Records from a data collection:
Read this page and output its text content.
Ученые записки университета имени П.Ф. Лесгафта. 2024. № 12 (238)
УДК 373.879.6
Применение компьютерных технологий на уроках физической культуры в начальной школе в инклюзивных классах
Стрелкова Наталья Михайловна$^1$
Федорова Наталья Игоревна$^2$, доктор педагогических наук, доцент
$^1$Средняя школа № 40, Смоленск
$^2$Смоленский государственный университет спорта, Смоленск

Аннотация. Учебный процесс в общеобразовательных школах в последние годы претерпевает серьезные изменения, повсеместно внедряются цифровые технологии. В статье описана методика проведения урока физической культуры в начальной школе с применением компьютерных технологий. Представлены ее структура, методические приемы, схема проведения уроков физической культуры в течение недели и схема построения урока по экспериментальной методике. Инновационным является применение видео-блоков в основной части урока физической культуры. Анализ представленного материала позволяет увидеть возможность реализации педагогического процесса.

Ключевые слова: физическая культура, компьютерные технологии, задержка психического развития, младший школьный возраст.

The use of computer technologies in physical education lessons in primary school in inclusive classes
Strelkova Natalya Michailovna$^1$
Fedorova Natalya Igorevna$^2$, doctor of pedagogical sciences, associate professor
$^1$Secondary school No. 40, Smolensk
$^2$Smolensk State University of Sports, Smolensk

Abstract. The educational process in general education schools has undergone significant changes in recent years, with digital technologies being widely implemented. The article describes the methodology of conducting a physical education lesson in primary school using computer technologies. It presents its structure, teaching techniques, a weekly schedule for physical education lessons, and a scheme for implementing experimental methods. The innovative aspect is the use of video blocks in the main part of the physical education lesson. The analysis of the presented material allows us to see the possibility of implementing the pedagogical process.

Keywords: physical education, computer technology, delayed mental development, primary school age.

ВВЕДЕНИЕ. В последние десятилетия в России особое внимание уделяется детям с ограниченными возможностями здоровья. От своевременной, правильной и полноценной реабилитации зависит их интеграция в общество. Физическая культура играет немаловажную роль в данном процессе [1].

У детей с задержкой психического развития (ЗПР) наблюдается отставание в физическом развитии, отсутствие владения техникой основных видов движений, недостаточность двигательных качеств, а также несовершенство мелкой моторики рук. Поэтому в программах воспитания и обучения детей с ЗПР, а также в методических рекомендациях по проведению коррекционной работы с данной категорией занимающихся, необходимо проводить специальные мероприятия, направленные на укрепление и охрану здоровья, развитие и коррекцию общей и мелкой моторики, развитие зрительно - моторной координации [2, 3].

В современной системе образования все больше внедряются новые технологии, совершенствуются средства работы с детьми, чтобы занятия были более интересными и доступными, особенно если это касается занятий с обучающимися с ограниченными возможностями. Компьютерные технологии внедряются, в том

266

WORK TO DO:
Give the number of lines above in which the word "primary" occurs, with nothing else.

TASK RESULT:
3